● **AIM OF THE TASK**
Every entry needs to be reproduced exactly.

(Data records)
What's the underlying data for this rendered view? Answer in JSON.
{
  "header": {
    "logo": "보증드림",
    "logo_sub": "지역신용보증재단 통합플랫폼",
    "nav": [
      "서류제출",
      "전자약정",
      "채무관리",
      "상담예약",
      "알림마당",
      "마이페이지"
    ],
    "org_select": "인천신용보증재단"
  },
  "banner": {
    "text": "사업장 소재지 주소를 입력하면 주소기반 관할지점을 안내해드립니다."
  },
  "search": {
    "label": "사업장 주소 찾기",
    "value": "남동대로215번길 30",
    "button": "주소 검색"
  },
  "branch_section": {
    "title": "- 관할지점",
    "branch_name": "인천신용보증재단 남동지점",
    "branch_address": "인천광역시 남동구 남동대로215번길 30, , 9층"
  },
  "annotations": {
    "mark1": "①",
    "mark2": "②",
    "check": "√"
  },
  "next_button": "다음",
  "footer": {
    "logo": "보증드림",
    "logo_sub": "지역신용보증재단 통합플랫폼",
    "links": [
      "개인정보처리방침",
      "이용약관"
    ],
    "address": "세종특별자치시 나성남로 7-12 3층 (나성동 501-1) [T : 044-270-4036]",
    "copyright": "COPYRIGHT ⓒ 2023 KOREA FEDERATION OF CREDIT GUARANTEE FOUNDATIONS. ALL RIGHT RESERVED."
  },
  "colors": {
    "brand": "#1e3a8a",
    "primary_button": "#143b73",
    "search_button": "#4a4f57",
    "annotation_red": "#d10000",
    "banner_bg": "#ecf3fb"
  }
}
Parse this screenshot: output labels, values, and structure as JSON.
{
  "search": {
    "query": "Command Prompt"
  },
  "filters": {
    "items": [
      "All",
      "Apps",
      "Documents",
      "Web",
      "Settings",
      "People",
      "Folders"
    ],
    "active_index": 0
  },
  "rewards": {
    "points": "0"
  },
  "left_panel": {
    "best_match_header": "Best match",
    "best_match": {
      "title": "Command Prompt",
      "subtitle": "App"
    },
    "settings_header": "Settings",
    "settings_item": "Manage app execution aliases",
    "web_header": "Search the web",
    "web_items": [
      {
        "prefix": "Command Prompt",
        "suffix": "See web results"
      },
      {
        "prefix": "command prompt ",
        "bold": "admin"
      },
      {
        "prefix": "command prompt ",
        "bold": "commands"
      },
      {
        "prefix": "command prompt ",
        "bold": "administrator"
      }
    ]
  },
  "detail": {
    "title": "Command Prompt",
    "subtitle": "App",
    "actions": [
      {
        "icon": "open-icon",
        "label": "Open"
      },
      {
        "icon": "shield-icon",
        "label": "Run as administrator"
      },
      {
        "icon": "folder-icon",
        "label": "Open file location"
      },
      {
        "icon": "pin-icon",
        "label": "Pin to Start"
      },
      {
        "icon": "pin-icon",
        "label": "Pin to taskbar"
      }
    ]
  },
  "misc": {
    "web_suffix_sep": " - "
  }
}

● **COMPLETED EXERCISE**
What's the underlying data for this rendered view? Answer in JSON.
{
  "header": {
    "logo": "보증드림",
    "logo_sub": "지역신용보증재단 통합플랫폼",
    "nav": [
      "서류제출",
      "전자약정",
      "채무관리",
      "상담예약",
      "알림마당",
      "마이페이지"
    ],
    "org_select": "인천신용보증재단"
  },
  "banner": {
    "text": "사업장 소재지 주소를 입력하면 주소기반 관할지점을 안내해드립니다."
  },
  "search": {
    "label": "사업장 주소 찾기",
    "value": "남동대로215번길 30",
    "button": "주소 검색"
  },
  "branch_section": {
    "title": "- 관할지점",
    "branch_name": "인천신용보증재단 남동지점",
    "branch_address": "인천광역시 남동구 남동대로215번길 30, , 9층"
  },
  "annotations": {
    "mark1": "①",
    "mark2": "②",
    "check": "√"
  },
  "next_button": "다음",
  "footer": {
    "logo": "보증드림",
    "logo_sub": "지역신용보증재단 통합플랫폼",
    "links": [
      "개인정보처리방침",
      "이용약관"
    ],
    "address": "세종특별자치시 나성남로 7-12 3층 (나성동 501-1) [T : 044-270-4036]",
    "copyright": "COPYRIGHT ⓒ 2023 KOREA FEDERATION OF CREDIT GUARANTEE FOUNDATIONS. ALL RIGHT RESERVED."
  },
  "colors": {
    "brand": "#1e3a8a",
    "primary_button": "#143b73",
    "search_button": "#4a4f57",
    "annotation_red": "#d10000",
    "banner_bg": "#ecf3fb"
  }
}
Parse this screenshot: output labels, values, and structure as JSON.
{
  "search": {
    "query": "Command Prompt"
  },
  "filters": {
    "items": [
      "All",
      "Apps",
      "Documents",
      "Web",
      "Settings",
      "People",
      "Folders"
    ],
    "active_index": 0
  },
  "rewards": {
    "points": "0"
  },
  "left_panel": {
    "best_match_header": "Best match",
    "best_match": {
      "title": "Command Prompt",
      "subtitle": "App"
    },
    "settings_header": "Settings",
    "settings_item": "Manage app execution aliases",
    "web_header": "Search the web",
    "web_items": [
      {
        "prefix": "Command Prompt",
        "suffix": "See web results"
      },
      {
        "prefix": "command prompt ",
        "bold": "admin"
      },
      {
        "prefix": "command prompt ",
        "bold": "commands"
      },
      {
        "prefix": "command prompt ",
        "bold": "administrator"
      }
    ]
  },
  "detail": {
    "title": "Command Prompt",
    "subtitle": "App",
    "actions": [
      {
        "icon": "open-icon",
        "label": "Open"
      },
      {
        "icon": "shield-icon",
        "label": "Run as administrator"
      },
      {
        "icon": "folder-icon",
        "label": "Open file location"
      },
      {
        "icon": "pin-icon",
        "label": "Pin to Start"
      },
      {
        "icon": "pin-icon",
        "label": "Pin to taskbar"
      }
    ]
  },
  "misc": {
    "web_suffix_sep": " - "
  }
}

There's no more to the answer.